* Given problem: Quote the stretch of the records from their first line through the line containing "- acrobat-download-link[interactable]: AcrobatReader", with both of those lines included.

* Rows:
• • • •

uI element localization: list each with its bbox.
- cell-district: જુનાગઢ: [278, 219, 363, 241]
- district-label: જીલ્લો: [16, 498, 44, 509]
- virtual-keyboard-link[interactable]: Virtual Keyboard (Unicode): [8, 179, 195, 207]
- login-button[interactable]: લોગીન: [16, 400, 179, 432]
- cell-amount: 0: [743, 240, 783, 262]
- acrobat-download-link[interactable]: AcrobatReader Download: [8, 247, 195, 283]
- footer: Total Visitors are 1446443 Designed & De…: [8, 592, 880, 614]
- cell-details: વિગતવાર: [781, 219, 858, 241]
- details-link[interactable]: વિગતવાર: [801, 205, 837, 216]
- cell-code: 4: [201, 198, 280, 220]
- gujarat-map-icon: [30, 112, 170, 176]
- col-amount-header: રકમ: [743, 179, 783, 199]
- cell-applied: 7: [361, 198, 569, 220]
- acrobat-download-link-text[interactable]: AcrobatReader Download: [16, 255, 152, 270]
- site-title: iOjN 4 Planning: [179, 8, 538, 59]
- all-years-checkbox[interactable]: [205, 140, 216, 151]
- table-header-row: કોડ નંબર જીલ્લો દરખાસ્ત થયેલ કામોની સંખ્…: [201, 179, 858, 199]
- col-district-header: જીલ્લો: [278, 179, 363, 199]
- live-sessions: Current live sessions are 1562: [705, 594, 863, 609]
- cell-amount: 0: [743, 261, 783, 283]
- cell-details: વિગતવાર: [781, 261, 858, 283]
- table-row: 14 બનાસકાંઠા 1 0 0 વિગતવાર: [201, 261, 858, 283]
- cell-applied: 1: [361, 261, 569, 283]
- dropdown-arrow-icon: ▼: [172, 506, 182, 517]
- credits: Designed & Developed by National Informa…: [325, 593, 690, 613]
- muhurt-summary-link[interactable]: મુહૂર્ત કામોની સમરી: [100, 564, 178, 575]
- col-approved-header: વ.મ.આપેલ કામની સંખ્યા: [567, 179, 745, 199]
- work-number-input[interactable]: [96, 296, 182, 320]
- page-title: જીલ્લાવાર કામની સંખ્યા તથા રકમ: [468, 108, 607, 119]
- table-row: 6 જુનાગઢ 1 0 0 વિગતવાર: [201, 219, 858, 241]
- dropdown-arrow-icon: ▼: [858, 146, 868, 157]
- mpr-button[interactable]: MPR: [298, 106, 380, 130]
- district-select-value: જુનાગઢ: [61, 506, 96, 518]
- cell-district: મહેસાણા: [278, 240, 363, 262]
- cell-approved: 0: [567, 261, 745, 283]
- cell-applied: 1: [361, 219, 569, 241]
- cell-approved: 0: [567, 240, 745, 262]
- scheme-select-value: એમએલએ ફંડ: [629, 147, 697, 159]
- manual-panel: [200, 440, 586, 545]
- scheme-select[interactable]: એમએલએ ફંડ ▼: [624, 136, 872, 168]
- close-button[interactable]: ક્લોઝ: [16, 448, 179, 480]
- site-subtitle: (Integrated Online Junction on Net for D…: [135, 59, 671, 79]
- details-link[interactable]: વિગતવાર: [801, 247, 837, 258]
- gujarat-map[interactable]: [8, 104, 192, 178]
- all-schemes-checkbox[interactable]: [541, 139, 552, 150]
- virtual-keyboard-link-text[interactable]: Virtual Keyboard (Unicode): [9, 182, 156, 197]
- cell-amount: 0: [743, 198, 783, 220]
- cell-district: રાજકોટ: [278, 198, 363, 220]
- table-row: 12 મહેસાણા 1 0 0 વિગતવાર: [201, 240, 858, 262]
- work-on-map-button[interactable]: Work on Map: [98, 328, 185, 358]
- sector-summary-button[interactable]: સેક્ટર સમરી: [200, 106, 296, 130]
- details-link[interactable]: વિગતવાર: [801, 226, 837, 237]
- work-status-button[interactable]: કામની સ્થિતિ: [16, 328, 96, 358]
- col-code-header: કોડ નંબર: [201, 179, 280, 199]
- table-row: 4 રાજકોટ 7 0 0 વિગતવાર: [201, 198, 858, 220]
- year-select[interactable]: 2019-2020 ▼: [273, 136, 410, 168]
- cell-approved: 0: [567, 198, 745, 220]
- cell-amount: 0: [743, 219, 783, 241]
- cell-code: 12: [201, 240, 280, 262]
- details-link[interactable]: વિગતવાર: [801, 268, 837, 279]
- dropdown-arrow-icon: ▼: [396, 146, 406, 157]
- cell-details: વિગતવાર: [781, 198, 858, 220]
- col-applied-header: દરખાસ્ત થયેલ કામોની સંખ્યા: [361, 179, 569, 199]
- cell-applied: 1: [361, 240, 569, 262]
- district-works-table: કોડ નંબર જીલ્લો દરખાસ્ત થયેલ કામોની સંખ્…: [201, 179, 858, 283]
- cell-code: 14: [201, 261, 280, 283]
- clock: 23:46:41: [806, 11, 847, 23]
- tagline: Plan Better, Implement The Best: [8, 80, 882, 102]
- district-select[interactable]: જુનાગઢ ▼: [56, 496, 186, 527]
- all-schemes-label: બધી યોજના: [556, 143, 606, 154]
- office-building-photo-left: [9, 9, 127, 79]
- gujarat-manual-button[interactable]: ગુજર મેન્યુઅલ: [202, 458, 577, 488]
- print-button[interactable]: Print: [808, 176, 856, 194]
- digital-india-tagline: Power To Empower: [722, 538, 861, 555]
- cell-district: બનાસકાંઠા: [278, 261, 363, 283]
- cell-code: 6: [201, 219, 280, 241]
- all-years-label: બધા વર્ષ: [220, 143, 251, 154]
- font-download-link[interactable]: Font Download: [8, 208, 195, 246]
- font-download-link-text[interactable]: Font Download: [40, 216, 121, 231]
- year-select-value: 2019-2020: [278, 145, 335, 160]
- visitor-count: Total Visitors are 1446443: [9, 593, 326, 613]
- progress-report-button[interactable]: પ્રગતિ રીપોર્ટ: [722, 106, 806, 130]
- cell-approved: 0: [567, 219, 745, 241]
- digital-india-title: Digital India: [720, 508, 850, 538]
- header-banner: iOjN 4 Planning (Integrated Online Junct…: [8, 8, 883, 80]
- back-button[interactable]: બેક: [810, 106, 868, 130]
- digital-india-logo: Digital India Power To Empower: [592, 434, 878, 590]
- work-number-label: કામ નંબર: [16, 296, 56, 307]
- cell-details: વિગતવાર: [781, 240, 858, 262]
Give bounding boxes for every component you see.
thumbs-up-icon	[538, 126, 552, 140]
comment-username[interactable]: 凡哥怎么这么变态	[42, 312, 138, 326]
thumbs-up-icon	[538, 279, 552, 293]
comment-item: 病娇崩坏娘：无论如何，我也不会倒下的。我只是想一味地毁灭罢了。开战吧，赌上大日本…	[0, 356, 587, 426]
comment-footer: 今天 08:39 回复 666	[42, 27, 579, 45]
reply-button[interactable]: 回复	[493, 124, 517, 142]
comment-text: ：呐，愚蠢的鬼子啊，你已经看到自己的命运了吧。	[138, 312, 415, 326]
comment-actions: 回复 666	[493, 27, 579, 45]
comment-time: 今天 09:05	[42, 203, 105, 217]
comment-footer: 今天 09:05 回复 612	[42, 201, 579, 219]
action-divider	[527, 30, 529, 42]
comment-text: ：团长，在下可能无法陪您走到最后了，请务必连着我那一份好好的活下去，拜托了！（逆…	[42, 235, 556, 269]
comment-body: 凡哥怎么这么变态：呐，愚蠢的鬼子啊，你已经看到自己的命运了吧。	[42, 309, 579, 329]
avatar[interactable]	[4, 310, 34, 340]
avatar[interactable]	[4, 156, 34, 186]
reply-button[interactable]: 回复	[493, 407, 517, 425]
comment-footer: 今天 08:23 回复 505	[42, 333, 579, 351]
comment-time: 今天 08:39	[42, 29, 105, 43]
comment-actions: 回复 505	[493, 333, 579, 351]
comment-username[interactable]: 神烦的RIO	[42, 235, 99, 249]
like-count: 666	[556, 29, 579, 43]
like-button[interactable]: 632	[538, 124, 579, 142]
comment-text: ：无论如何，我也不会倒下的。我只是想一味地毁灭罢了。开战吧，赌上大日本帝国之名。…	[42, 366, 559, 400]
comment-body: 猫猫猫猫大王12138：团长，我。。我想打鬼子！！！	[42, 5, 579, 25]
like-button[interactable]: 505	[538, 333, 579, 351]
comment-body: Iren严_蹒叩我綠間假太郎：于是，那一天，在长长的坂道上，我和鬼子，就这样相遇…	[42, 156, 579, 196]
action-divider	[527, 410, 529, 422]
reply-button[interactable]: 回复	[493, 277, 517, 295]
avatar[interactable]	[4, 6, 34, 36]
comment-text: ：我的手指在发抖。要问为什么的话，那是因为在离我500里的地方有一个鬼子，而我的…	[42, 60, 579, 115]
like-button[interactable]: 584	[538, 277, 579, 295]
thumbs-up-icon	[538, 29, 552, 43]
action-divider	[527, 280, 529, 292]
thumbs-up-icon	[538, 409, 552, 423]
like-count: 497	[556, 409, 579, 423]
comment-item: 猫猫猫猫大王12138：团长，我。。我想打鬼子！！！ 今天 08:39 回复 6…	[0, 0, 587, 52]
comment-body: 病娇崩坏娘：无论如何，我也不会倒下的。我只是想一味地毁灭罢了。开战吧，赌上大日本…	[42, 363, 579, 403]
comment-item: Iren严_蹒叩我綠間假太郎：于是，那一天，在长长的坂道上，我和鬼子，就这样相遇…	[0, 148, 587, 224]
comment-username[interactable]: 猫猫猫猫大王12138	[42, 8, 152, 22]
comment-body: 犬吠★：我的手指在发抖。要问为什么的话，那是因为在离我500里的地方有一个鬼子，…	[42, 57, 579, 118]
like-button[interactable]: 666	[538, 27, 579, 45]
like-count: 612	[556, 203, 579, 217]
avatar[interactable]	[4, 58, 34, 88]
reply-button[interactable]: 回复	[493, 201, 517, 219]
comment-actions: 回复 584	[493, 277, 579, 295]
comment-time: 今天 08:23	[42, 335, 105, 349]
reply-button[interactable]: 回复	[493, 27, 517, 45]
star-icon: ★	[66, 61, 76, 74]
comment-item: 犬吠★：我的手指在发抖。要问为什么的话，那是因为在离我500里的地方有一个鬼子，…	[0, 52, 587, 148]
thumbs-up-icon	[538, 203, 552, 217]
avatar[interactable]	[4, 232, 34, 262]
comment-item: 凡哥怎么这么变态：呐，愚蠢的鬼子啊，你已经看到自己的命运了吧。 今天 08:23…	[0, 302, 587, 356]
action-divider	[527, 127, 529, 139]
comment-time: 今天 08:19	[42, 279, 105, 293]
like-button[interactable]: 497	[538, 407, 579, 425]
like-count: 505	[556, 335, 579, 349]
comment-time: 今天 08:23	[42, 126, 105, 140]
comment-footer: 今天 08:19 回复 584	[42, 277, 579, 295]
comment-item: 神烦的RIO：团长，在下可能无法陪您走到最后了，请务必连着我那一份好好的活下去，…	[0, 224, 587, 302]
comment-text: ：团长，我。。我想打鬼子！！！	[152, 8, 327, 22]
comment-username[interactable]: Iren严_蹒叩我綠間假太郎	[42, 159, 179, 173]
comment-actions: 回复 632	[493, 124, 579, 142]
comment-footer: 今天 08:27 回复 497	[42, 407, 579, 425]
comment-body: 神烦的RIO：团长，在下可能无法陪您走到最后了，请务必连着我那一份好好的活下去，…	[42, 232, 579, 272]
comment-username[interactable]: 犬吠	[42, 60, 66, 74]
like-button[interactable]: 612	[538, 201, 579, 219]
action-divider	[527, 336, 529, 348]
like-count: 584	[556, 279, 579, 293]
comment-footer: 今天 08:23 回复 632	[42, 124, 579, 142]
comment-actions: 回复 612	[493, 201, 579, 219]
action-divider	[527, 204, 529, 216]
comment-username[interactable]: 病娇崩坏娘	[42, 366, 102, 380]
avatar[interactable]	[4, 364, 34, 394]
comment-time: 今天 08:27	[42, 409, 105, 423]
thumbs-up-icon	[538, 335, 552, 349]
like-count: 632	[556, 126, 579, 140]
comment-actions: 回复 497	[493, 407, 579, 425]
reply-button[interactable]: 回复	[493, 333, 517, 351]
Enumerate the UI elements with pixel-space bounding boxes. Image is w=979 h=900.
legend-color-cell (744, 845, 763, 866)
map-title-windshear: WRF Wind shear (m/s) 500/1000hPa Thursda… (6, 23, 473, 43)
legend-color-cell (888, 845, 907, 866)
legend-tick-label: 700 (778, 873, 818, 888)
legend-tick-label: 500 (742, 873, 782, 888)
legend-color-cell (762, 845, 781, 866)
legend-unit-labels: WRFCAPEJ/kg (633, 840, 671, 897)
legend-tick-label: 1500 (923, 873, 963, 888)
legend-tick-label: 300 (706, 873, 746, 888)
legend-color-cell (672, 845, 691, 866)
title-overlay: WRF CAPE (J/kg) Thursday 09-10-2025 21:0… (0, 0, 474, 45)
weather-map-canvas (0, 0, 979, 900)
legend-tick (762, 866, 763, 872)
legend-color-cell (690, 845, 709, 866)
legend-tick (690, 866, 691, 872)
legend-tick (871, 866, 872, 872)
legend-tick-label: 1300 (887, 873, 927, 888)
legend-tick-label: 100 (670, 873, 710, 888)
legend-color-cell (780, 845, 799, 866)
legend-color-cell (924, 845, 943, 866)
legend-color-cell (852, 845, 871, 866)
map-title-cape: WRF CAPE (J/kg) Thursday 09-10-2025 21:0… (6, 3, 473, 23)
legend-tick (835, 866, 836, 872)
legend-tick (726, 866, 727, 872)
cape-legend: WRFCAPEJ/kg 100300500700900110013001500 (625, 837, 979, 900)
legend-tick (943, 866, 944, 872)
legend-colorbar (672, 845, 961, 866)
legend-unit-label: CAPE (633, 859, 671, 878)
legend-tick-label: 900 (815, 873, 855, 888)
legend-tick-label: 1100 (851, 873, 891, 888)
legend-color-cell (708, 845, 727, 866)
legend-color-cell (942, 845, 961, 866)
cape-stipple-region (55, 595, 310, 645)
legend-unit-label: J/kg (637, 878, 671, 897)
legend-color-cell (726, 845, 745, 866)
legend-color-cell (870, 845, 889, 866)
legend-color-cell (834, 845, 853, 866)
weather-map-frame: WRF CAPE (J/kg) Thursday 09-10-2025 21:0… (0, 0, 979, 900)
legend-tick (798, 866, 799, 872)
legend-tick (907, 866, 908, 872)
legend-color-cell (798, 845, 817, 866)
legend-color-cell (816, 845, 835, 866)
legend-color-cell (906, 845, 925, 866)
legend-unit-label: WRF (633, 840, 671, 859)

• • • •

* Response to the task:
uI element localization: list each with its bbox.
- cell-district: જુનાગઢ: [278, 219, 363, 241]
- district-label: જીલ્લો: [16, 498, 44, 509]
- virtual-keyboard-link[interactable]: Virtual Keyboard (Unicode): [8, 179, 195, 207]
- login-button[interactable]: લોગીન: [16, 400, 179, 432]
- cell-amount: 0: [743, 240, 783, 262]
- acrobat-download-link[interactable]: AcrobatReader Download: [8, 247, 195, 283]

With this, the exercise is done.